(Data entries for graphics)
## BEGIN
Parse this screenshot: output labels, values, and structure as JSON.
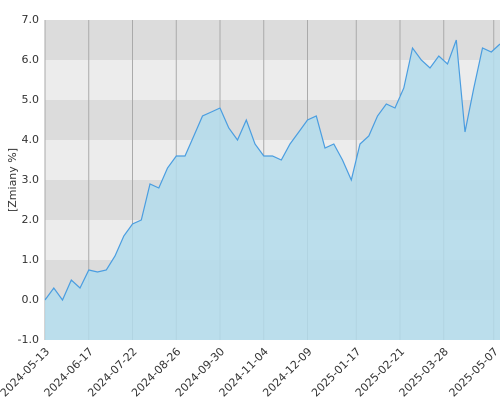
{
  "chart_data": {
    "type": "area",
    "y_label": "[Zmiany %]",
    "x": [
      "2024-05-13",
      "2024-05-20",
      "2024-05-27",
      "2024-06-03",
      "2024-06-10",
      "2024-06-17",
      "2024-06-24",
      "2024-07-01",
      "2024-07-08",
      "2024-07-15",
      "2024-07-22",
      "2024-07-29",
      "2024-08-05",
      "2024-08-12",
      "2024-08-19",
      "2024-08-26",
      "2024-09-02",
      "2024-09-09",
      "2024-09-16",
      "2024-09-23",
      "2024-09-30",
      "2024-10-07",
      "2024-10-14",
      "2024-10-21",
      "2024-10-28",
      "2024-11-04",
      "2024-11-11",
      "2024-11-18",
      "2024-11-25",
      "2024-12-02",
      "2024-12-09",
      "2024-12-16",
      "2024-12-23",
      "2024-12-30",
      "2025-01-06",
      "2025-01-13",
      "2025-01-20",
      "2025-01-27",
      "2025-02-03",
      "2025-02-10",
      "2025-02-17",
      "2025-02-24",
      "2025-03-03",
      "2025-03-10",
      "2025-03-17",
      "2025-03-24",
      "2025-03-31",
      "2025-04-07",
      "2025-04-14",
      "2025-04-21",
      "2025-04-28",
      "2025-05-05",
      "2025-05-12"
    ],
    "series": [
      {
        "color": "#4a9de0",
        "fill": "#b3dcec",
        "values": [
          0.0,
          0.3,
          0.0,
          0.5,
          0.3,
          0.75,
          0.7,
          0.75,
          1.1,
          1.6,
          1.9,
          2.0,
          2.9,
          2.8,
          3.3,
          3.6,
          3.6,
          4.1,
          4.6,
          4.7,
          4.8,
          4.3,
          4.0,
          4.5,
          3.9,
          3.6,
          3.6,
          3.5,
          3.9,
          4.2,
          4.5,
          4.6,
          3.8,
          3.9,
          3.5,
          3.0,
          3.9,
          4.1,
          4.6,
          4.9,
          4.8,
          5.3,
          6.3,
          6.0,
          5.8,
          6.1,
          5.9,
          6.5,
          4.2,
          5.3,
          6.3,
          6.2,
          6.4
        ]
      }
    ],
    "xlim": [
      "2024-05-13",
      "2025-05-12"
    ],
    "xticks": [
      "2024-05-13",
      "2024-06-17",
      "2024-07-22",
      "2024-08-26",
      "2024-09-30",
      "2024-11-04",
      "2024-12-09",
      "2025-01-17",
      "2025-02-21",
      "2025-03-28",
      "2025-05-07"
    ],
    "ylim": [
      -1,
      7
    ],
    "yticks": [
      {
        "value": -1,
        "label": "-1.0"
      },
      {
        "value": 0,
        "label": "0.0"
      },
      {
        "value": 1,
        "label": "1.0"
      },
      {
        "value": 2,
        "label": "2.0"
      },
      {
        "value": 3,
        "label": "3.0"
      },
      {
        "value": 4,
        "label": "4.0"
      },
      {
        "value": 5,
        "label": "5.0"
      },
      {
        "value": 6,
        "label": "6.0"
      },
      {
        "value": 7,
        "label": "7.0"
      }
    ],
    "band_colors": [
      "#ececec",
      "#dcdcdc"
    ],
    "grid_color": "#aaaaaa"
  }
}
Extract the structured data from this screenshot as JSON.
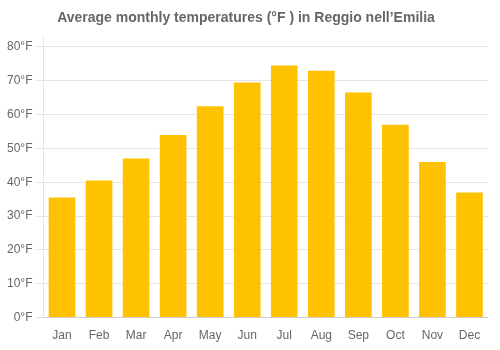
{
  "chart_data": {
    "type": "bar",
    "title": "Average monthly temperatures (°F ) in Reggio nell’Emilia",
    "categories": [
      "Jan",
      "Feb",
      "Mar",
      "Apr",
      "May",
      "Jun",
      "Jul",
      "Aug",
      "Sep",
      "Oct",
      "Nov",
      "Dec"
    ],
    "values": [
      35.5,
      40.5,
      47.0,
      54.0,
      62.5,
      69.5,
      74.5,
      73.0,
      66.5,
      57.0,
      46.0,
      37.0
    ],
    "color": "#FFC200",
    "ylim": [
      0,
      83
    ],
    "yticks": [
      {
        "value": 0,
        "label": "0°F"
      },
      {
        "value": 10,
        "label": "10°F"
      },
      {
        "value": 20,
        "label": "20°F"
      },
      {
        "value": 30,
        "label": "30°F"
      },
      {
        "value": 40,
        "label": "40°F"
      },
      {
        "value": 50,
        "label": "50°F"
      },
      {
        "value": 60,
        "label": "60°F"
      },
      {
        "value": 70,
        "label": "70°F"
      },
      {
        "value": 80,
        "label": "80°F"
      }
    ],
    "grid": true
  }
}
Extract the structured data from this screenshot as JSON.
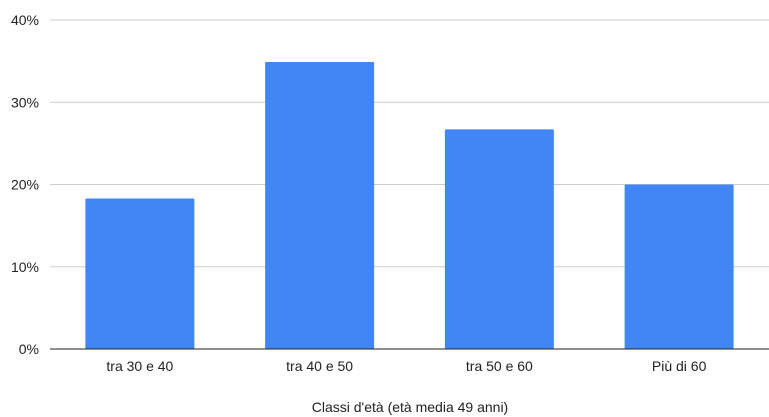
{
  "chart_data": {
    "type": "bar",
    "title": "",
    "xlabel": "Classi d'età (età media 49 anni)",
    "ylabel": "",
    "categories": [
      "tra 30 e 40",
      "tra 40 e 50",
      "tra 50 e 60",
      "Più di 60"
    ],
    "values": [
      18.3,
      34.9,
      26.7,
      20.0
    ],
    "y_unit": "%",
    "ylim": [
      0,
      40
    ],
    "yticks": [
      "0%",
      "10%",
      "20%",
      "30%",
      "40%"
    ],
    "grid": true,
    "legend": "none",
    "colors": {
      "bar": "#4285f4",
      "grid": "#cccccc",
      "axis": "#222222"
    }
  }
}
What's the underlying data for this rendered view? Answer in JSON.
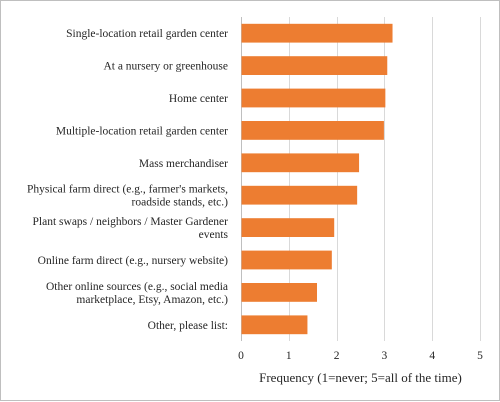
{
  "chart_data": {
    "type": "bar",
    "orientation": "horizontal",
    "categories": [
      [
        "Single-location retail garden center"
      ],
      [
        "At a nursery or greenhouse"
      ],
      [
        "Home center"
      ],
      [
        "Multiple-location retail garden center"
      ],
      [
        "Mass merchandiser"
      ],
      [
        "Physical farm direct (e.g., farmer's markets,",
        "roadside stands, etc.)"
      ],
      [
        "Plant swaps / neighbors / Master Gardener",
        "events"
      ],
      [
        "Online farm direct (e.g., nursery website)"
      ],
      [
        "Other online sources (e.g., social media",
        "marketplace, Etsy, Amazon, etc.)"
      ],
      [
        "Other, please list:"
      ]
    ],
    "values": [
      3.17,
      3.06,
      3.02,
      2.99,
      2.47,
      2.43,
      1.95,
      1.9,
      1.59,
      1.39
    ],
    "xlabel": "Frequency (1=never; 5=all of the time)",
    "ylabel": "",
    "title": "",
    "xlim": [
      0,
      5
    ],
    "xticks": [
      0,
      1,
      2,
      3,
      4,
      5
    ],
    "grid": true,
    "bar_color": "#ED7D31",
    "grid_color": "#D9D9D9"
  }
}
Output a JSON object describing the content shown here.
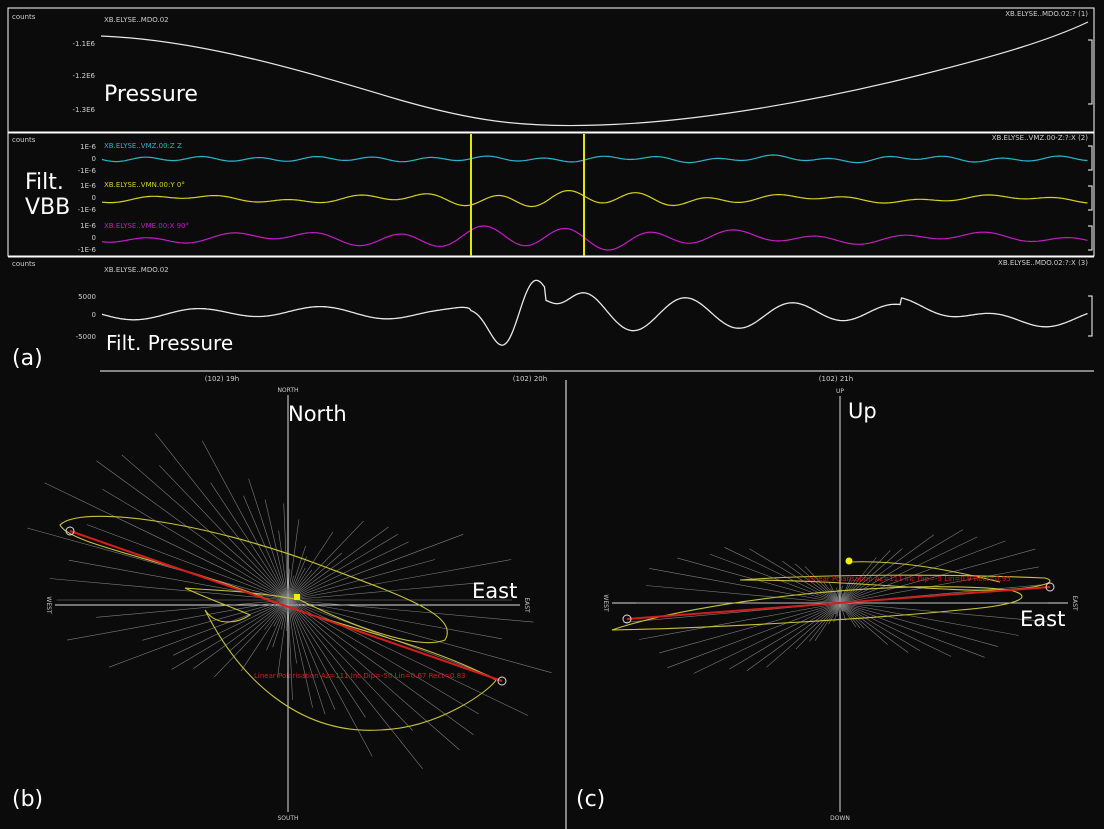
{
  "colors": {
    "background": "#0b0b0b",
    "frame": "#ffffff",
    "trace": "#e8e8e8",
    "cyan": "#2bb5c9",
    "yellow": "#d6d21e",
    "magenta": "#c41cc4",
    "pick_line": "#e6e600",
    "red": "#d41e1e",
    "ellipse": "#c8c23a",
    "rays": "#9a9a9a"
  },
  "panel_a": {
    "tag": "(a)",
    "time_axis": [
      "(102) 19h",
      "(102) 20h",
      "(102) 21h"
    ],
    "rows": {
      "pressure": {
        "units": "counts",
        "station": "XB.ELYSE..MDO.02",
        "header_right": "XB.ELYSE..MDO.02:? (1)",
        "big_label": "Pressure",
        "ticks": [
          "-1.1E6",
          "-1.2E6",
          "-1.3E6"
        ]
      },
      "vbb": {
        "units": "counts",
        "header_right": "XB.ELYSE..VMZ.00-Z:?:X (2)",
        "big_label_1": "Filt.",
        "big_label_2": "VBB",
        "tick_top": "1E-6",
        "tick_mid": "0",
        "tick_bot": "-1E-6",
        "names": [
          "XB.ELYSE..VMZ.00:Z Z",
          "XB.ELYSE..VMN.00:Y 0°",
          "XB.ELYSE..VME.00:X 90°"
        ]
      },
      "filt_pressure": {
        "units": "counts",
        "station": "XB.ELYSE..MDO.02",
        "header_right": "XB.ELYSE..MDO.02:?:X (3)",
        "big_label": "Filt. Pressure",
        "ticks": [
          "5000",
          "0",
          "-5000"
        ]
      }
    }
  },
  "panel_b": {
    "tag": "(b)",
    "north": "NORTH",
    "south": "SOUTH",
    "west": "WEST",
    "east": "EAST",
    "big_north": "North",
    "big_east": "East",
    "fit_text": "Linear Polarisation Az=111 Inc Dip=-50 Lin=0.67 Rect=0.83"
  },
  "panel_c": {
    "tag": "(c)",
    "up": "UP",
    "down": "DOWN",
    "west": "WEST",
    "east": "EAST",
    "big_up": "Up",
    "big_east": "East",
    "fit_text": "Linear Polarisation Az=111 Inc Dip=-5 Lin=0.9 Rect=0.95"
  }
}
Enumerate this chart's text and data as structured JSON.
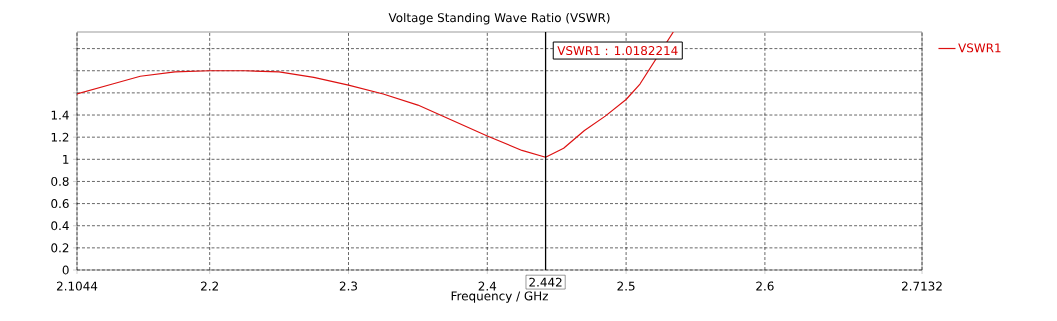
{
  "chart_data": {
    "type": "line",
    "title": "Voltage Standing Wave Ratio (VSWR)",
    "xlabel": "Frequency / GHz",
    "x": [
      2.1044,
      2.13,
      2.15,
      2.175,
      2.2,
      2.225,
      2.25,
      2.275,
      2.3,
      2.325,
      2.35,
      2.375,
      2.4,
      2.425,
      2.442,
      2.455,
      2.47,
      2.485,
      2.5,
      2.51,
      2.534
    ],
    "series": [
      {
        "name": "VSWR1",
        "color": "#dd1111",
        "values": [
          1.59,
          1.68,
          1.75,
          1.79,
          1.8,
          1.8,
          1.79,
          1.74,
          1.67,
          1.59,
          1.49,
          1.35,
          1.21,
          1.08,
          1.0182214,
          1.1,
          1.26,
          1.39,
          1.54,
          1.68,
          2.15
        ]
      }
    ],
    "xlim": [
      2.1044,
      2.7132
    ],
    "ylim": [
      0,
      2.15
    ],
    "xticks": [
      2.1044,
      2.2,
      2.3,
      2.4,
      2.5,
      2.6,
      2.7132
    ],
    "yticks": [
      0,
      0.2,
      0.4,
      0.6,
      0.8,
      1,
      1.2,
      1.4,
      {
        "value": 1.6,
        "label": null
      },
      {
        "value": 1.8,
        "label": null
      },
      {
        "value": 2,
        "label": null
      }
    ],
    "ref_lines": [
      {
        "axis": "x",
        "value": 2.442,
        "label": "2.442",
        "color": "#000000"
      }
    ],
    "annotations": [
      "VSWR1 : 1.0182214"
    ],
    "grid": true,
    "legend": "top right",
    "marker": "none",
    "line_style": "solid"
  }
}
## END
Gather up every line in the data above that contains the word "nursery", copying each one.

        "At a nursery or greenhouse"
        "Online farm direct (e.g., nursery website)"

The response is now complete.